***** Working data *****

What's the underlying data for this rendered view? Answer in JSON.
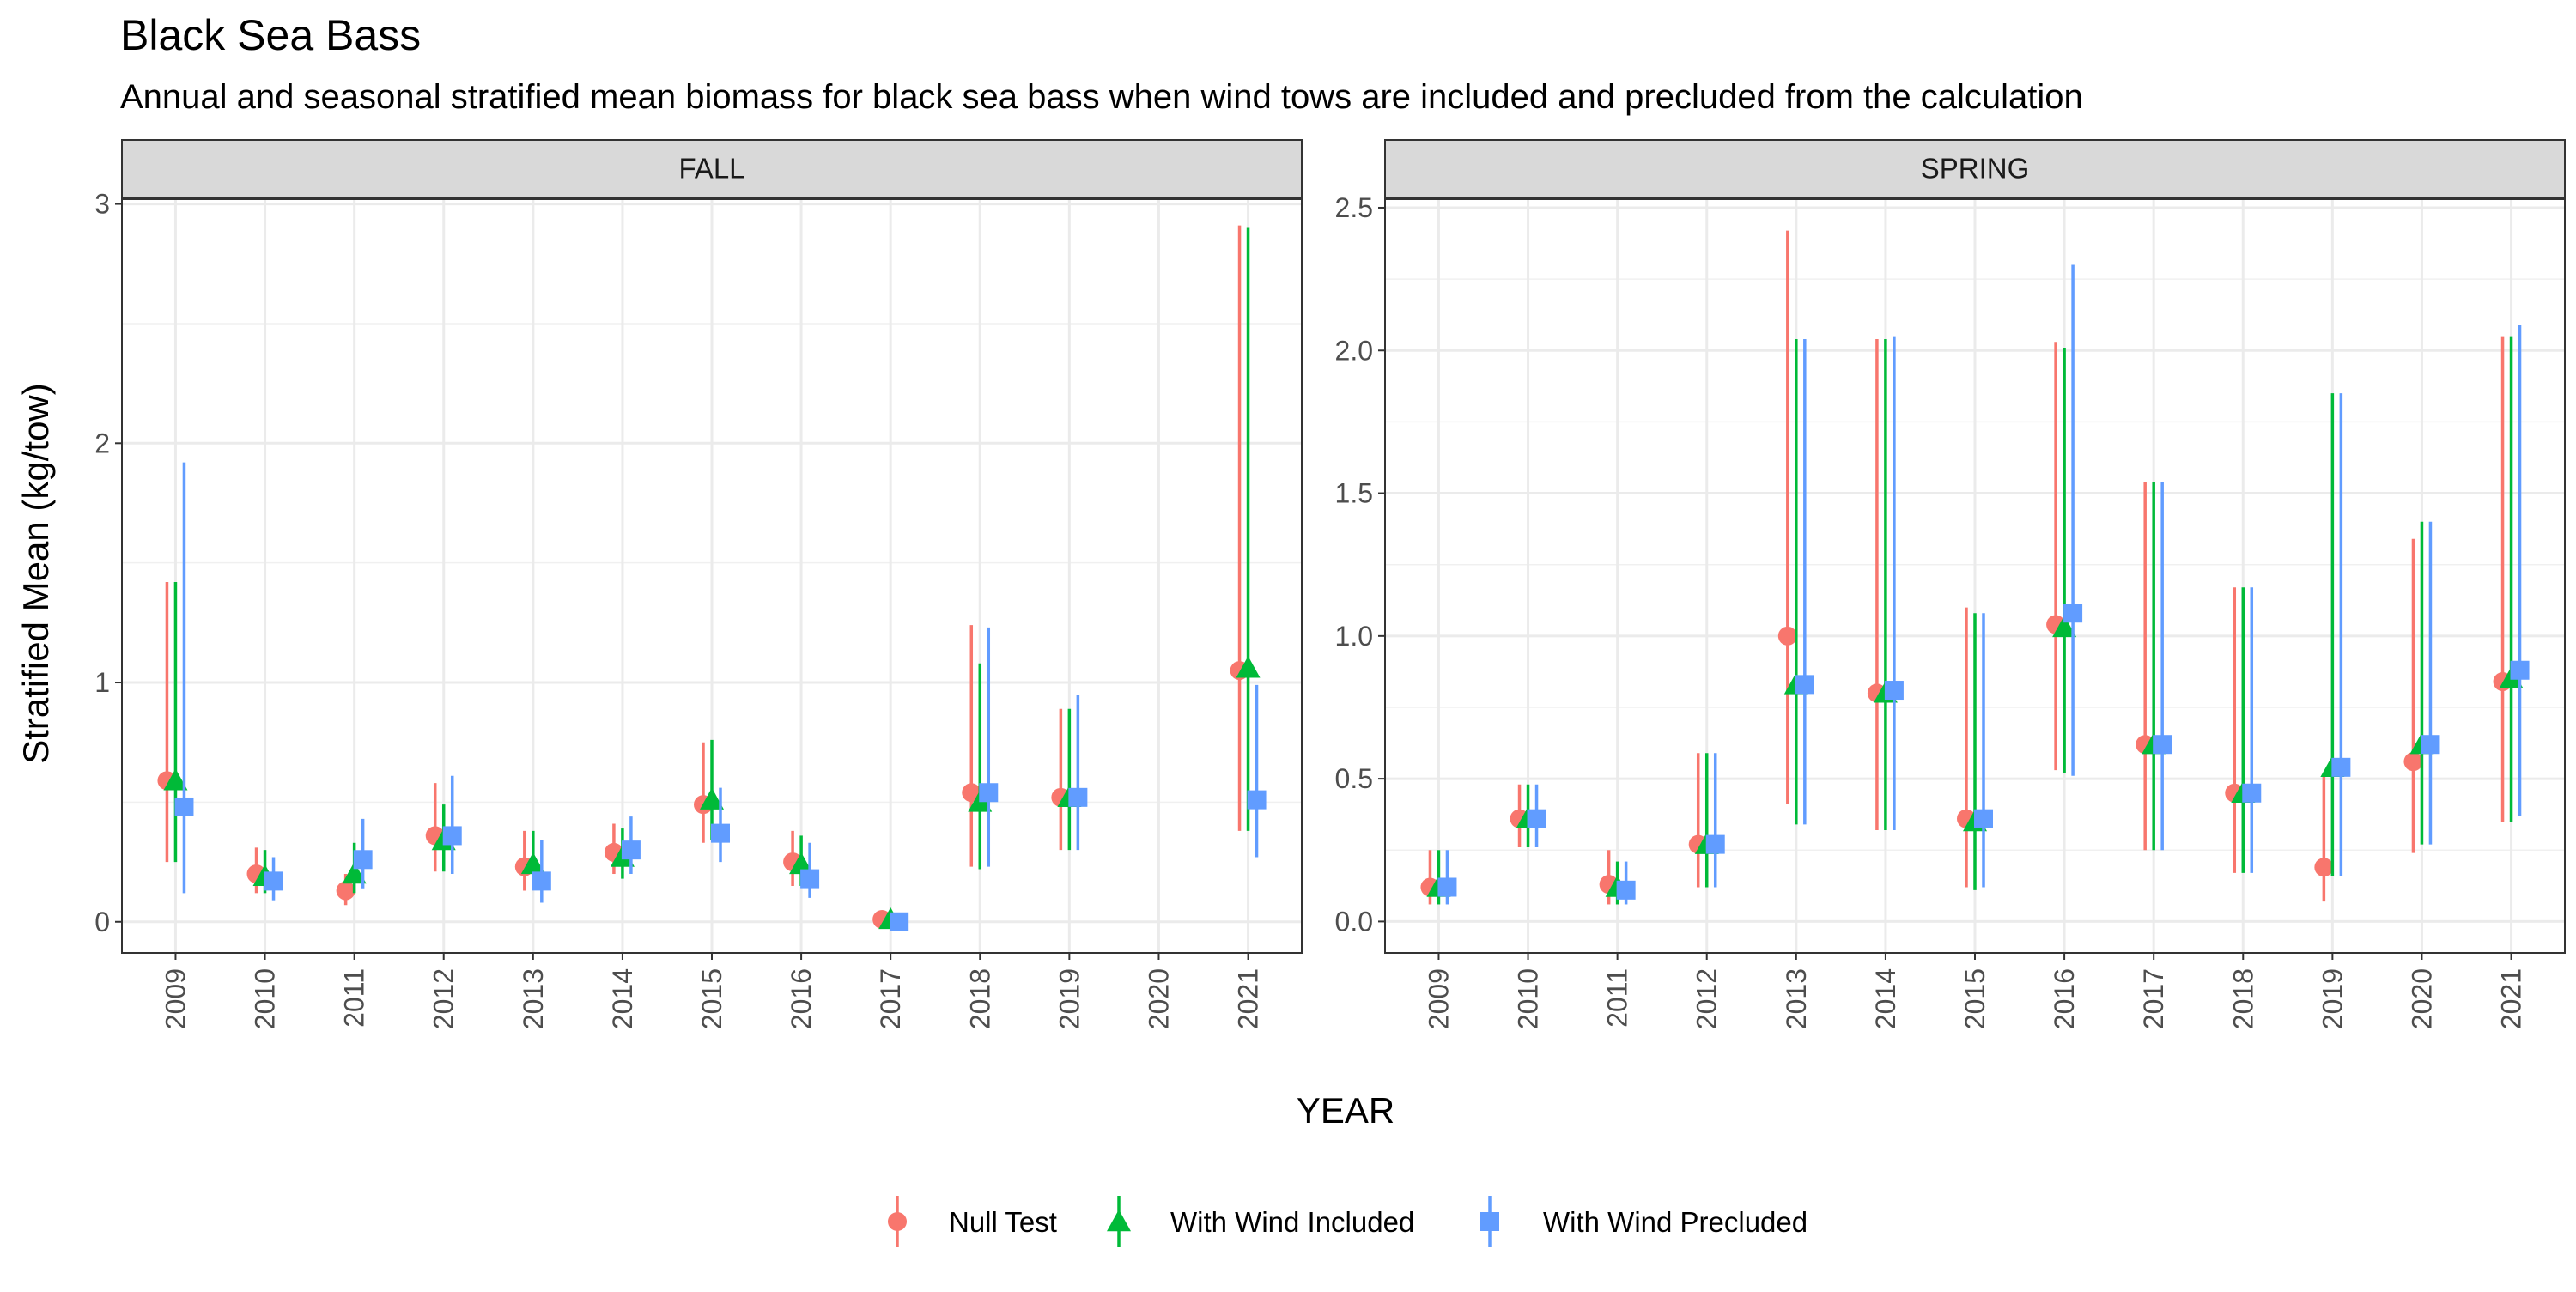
{
  "title": "Black Sea Bass",
  "subtitle": "Annual and seasonal stratified mean biomass for black sea bass when wind tows are included and precluded from the calculation",
  "colors": {
    "null_test": "#F8766D",
    "with_wind_included": "#00BA38",
    "with_wind_precluded": "#619CFF"
  },
  "chart_data": {
    "type": "scatter",
    "subtype": "point-range with error bars, faceted",
    "xlabel": "YEAR",
    "ylabel": "Stratified Mean (kg/tow)",
    "grid": true,
    "legend_position": "bottom",
    "legend": [
      {
        "name": "Null Test",
        "shape": "circle",
        "color": "#F8766D"
      },
      {
        "name": "With Wind Included",
        "shape": "triangle",
        "color": "#00BA38"
      },
      {
        "name": "With Wind Precluded",
        "shape": "square",
        "color": "#619CFF"
      }
    ],
    "facets": [
      {
        "label": "FALL",
        "categories": [
          "2009",
          "2010",
          "2011",
          "2012",
          "2013",
          "2014",
          "2015",
          "2016",
          "2017",
          "2018",
          "2019",
          "2020",
          "2021"
        ],
        "ylim": [
          -0.13,
          3.02
        ],
        "yticks": [
          0,
          1,
          2,
          3
        ],
        "yticks_labels": [
          "0",
          "1",
          "2",
          "3"
        ],
        "series": [
          {
            "name": "Null Test",
            "points": [
              {
                "x": "2009",
                "y": 0.59,
                "lo": 0.25,
                "hi": 1.42
              },
              {
                "x": "2010",
                "y": 0.2,
                "lo": 0.12,
                "hi": 0.31
              },
              {
                "x": "2011",
                "y": 0.13,
                "lo": 0.07,
                "hi": 0.2
              },
              {
                "x": "2012",
                "y": 0.36,
                "lo": 0.21,
                "hi": 0.58
              },
              {
                "x": "2013",
                "y": 0.23,
                "lo": 0.13,
                "hi": 0.38
              },
              {
                "x": "2014",
                "y": 0.29,
                "lo": 0.2,
                "hi": 0.41
              },
              {
                "x": "2015",
                "y": 0.49,
                "lo": 0.33,
                "hi": 0.75
              },
              {
                "x": "2016",
                "y": 0.25,
                "lo": 0.15,
                "hi": 0.38
              },
              {
                "x": "2017",
                "y": 0.01,
                "lo": 0.0,
                "hi": 0.02
              },
              {
                "x": "2018",
                "y": 0.54,
                "lo": 0.23,
                "hi": 1.24
              },
              {
                "x": "2019",
                "y": 0.52,
                "lo": 0.3,
                "hi": 0.89
              },
              {
                "x": "2021",
                "y": 1.05,
                "lo": 0.38,
                "hi": 2.91
              }
            ]
          },
          {
            "name": "With Wind Included",
            "points": [
              {
                "x": "2009",
                "y": 0.59,
                "lo": 0.25,
                "hi": 1.42
              },
              {
                "x": "2010",
                "y": 0.19,
                "lo": 0.12,
                "hi": 0.3
              },
              {
                "x": "2011",
                "y": 0.2,
                "lo": 0.12,
                "hi": 0.33
              },
              {
                "x": "2012",
                "y": 0.34,
                "lo": 0.21,
                "hi": 0.49
              },
              {
                "x": "2013",
                "y": 0.24,
                "lo": 0.14,
                "hi": 0.38
              },
              {
                "x": "2014",
                "y": 0.27,
                "lo": 0.18,
                "hi": 0.39
              },
              {
                "x": "2015",
                "y": 0.51,
                "lo": 0.34,
                "hi": 0.76
              },
              {
                "x": "2016",
                "y": 0.24,
                "lo": 0.15,
                "hi": 0.36
              },
              {
                "x": "2017",
                "y": 0.01,
                "lo": 0.0,
                "hi": 0.02
              },
              {
                "x": "2018",
                "y": 0.5,
                "lo": 0.22,
                "hi": 1.08
              },
              {
                "x": "2019",
                "y": 0.52,
                "lo": 0.3,
                "hi": 0.89
              },
              {
                "x": "2021",
                "y": 1.06,
                "lo": 0.38,
                "hi": 2.9
              }
            ]
          },
          {
            "name": "With Wind Precluded",
            "points": [
              {
                "x": "2009",
                "y": 0.48,
                "lo": 0.12,
                "hi": 1.92
              },
              {
                "x": "2010",
                "y": 0.17,
                "lo": 0.09,
                "hi": 0.27
              },
              {
                "x": "2011",
                "y": 0.26,
                "lo": 0.14,
                "hi": 0.43
              },
              {
                "x": "2012",
                "y": 0.36,
                "lo": 0.2,
                "hi": 0.61
              },
              {
                "x": "2013",
                "y": 0.17,
                "lo": 0.08,
                "hi": 0.34
              },
              {
                "x": "2014",
                "y": 0.3,
                "lo": 0.2,
                "hi": 0.44
              },
              {
                "x": "2015",
                "y": 0.37,
                "lo": 0.25,
                "hi": 0.56
              },
              {
                "x": "2016",
                "y": 0.18,
                "lo": 0.1,
                "hi": 0.33
              },
              {
                "x": "2017",
                "y": 0.0,
                "lo": 0.0,
                "hi": 0.01
              },
              {
                "x": "2018",
                "y": 0.54,
                "lo": 0.23,
                "hi": 1.23
              },
              {
                "x": "2019",
                "y": 0.52,
                "lo": 0.3,
                "hi": 0.95
              },
              {
                "x": "2021",
                "y": 0.51,
                "lo": 0.27,
                "hi": 0.99
              }
            ]
          }
        ]
      },
      {
        "label": "SPRING",
        "categories": [
          "2009",
          "2010",
          "2011",
          "2012",
          "2013",
          "2014",
          "2015",
          "2016",
          "2017",
          "2018",
          "2019",
          "2020",
          "2021"
        ],
        "ylim": [
          -0.11,
          2.53
        ],
        "yticks": [
          0,
          0.5,
          1,
          1.5,
          2,
          2.5
        ],
        "yticks_labels": [
          "0.0",
          "0.5",
          "1.0",
          "1.5",
          "2.0",
          "2.5"
        ],
        "series": [
          {
            "name": "Null Test",
            "points": [
              {
                "x": "2009",
                "y": 0.12,
                "lo": 0.06,
                "hi": 0.25
              },
              {
                "x": "2010",
                "y": 0.36,
                "lo": 0.26,
                "hi": 0.48
              },
              {
                "x": "2011",
                "y": 0.13,
                "lo": 0.06,
                "hi": 0.25
              },
              {
                "x": "2012",
                "y": 0.27,
                "lo": 0.12,
                "hi": 0.59
              },
              {
                "x": "2013",
                "y": 1.0,
                "lo": 0.41,
                "hi": 2.42
              },
              {
                "x": "2014",
                "y": 0.8,
                "lo": 0.32,
                "hi": 2.04
              },
              {
                "x": "2015",
                "y": 0.36,
                "lo": 0.12,
                "hi": 1.1
              },
              {
                "x": "2016",
                "y": 1.04,
                "lo": 0.53,
                "hi": 2.03
              },
              {
                "x": "2017",
                "y": 0.62,
                "lo": 0.25,
                "hi": 1.54
              },
              {
                "x": "2018",
                "y": 0.45,
                "lo": 0.17,
                "hi": 1.17
              },
              {
                "x": "2019",
                "y": 0.19,
                "lo": 0.07,
                "hi": 0.52
              },
              {
                "x": "2020",
                "y": 0.56,
                "lo": 0.24,
                "hi": 1.34
              },
              {
                "x": "2021",
                "y": 0.84,
                "lo": 0.35,
                "hi": 2.05
              }
            ]
          },
          {
            "name": "With Wind Included",
            "points": [
              {
                "x": "2009",
                "y": 0.12,
                "lo": 0.06,
                "hi": 0.25
              },
              {
                "x": "2010",
                "y": 0.36,
                "lo": 0.26,
                "hi": 0.48
              },
              {
                "x": "2011",
                "y": 0.12,
                "lo": 0.06,
                "hi": 0.21
              },
              {
                "x": "2012",
                "y": 0.27,
                "lo": 0.12,
                "hi": 0.59
              },
              {
                "x": "2013",
                "y": 0.83,
                "lo": 0.34,
                "hi": 2.04
              },
              {
                "x": "2014",
                "y": 0.8,
                "lo": 0.32,
                "hi": 2.04
              },
              {
                "x": "2015",
                "y": 0.35,
                "lo": 0.11,
                "hi": 1.08
              },
              {
                "x": "2016",
                "y": 1.03,
                "lo": 0.52,
                "hi": 2.01
              },
              {
                "x": "2017",
                "y": 0.62,
                "lo": 0.25,
                "hi": 1.54
              },
              {
                "x": "2018",
                "y": 0.45,
                "lo": 0.17,
                "hi": 1.17
              },
              {
                "x": "2019",
                "y": 0.54,
                "lo": 0.16,
                "hi": 1.85
              },
              {
                "x": "2020",
                "y": 0.62,
                "lo": 0.27,
                "hi": 1.4
              },
              {
                "x": "2021",
                "y": 0.85,
                "lo": 0.35,
                "hi": 2.05
              }
            ]
          },
          {
            "name": "With Wind Precluded",
            "points": [
              {
                "x": "2009",
                "y": 0.12,
                "lo": 0.06,
                "hi": 0.25
              },
              {
                "x": "2010",
                "y": 0.36,
                "lo": 0.26,
                "hi": 0.48
              },
              {
                "x": "2011",
                "y": 0.11,
                "lo": 0.06,
                "hi": 0.21
              },
              {
                "x": "2012",
                "y": 0.27,
                "lo": 0.12,
                "hi": 0.59
              },
              {
                "x": "2013",
                "y": 0.83,
                "lo": 0.34,
                "hi": 2.04
              },
              {
                "x": "2014",
                "y": 0.81,
                "lo": 0.32,
                "hi": 2.05
              },
              {
                "x": "2015",
                "y": 0.36,
                "lo": 0.12,
                "hi": 1.08
              },
              {
                "x": "2016",
                "y": 1.08,
                "lo": 0.51,
                "hi": 2.3
              },
              {
                "x": "2017",
                "y": 0.62,
                "lo": 0.25,
                "hi": 1.54
              },
              {
                "x": "2018",
                "y": 0.45,
                "lo": 0.17,
                "hi": 1.17
              },
              {
                "x": "2019",
                "y": 0.54,
                "lo": 0.16,
                "hi": 1.85
              },
              {
                "x": "2020",
                "y": 0.62,
                "lo": 0.27,
                "hi": 1.4
              },
              {
                "x": "2021",
                "y": 0.88,
                "lo": 0.37,
                "hi": 2.09
              }
            ]
          }
        ]
      }
    ]
  }
}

*****

§ **What you are asked to do**
Show every line where the string "shape" appears.

§ **Reply**
        "shape": "circle",
        "shape": "triangle",
        "shape": "square",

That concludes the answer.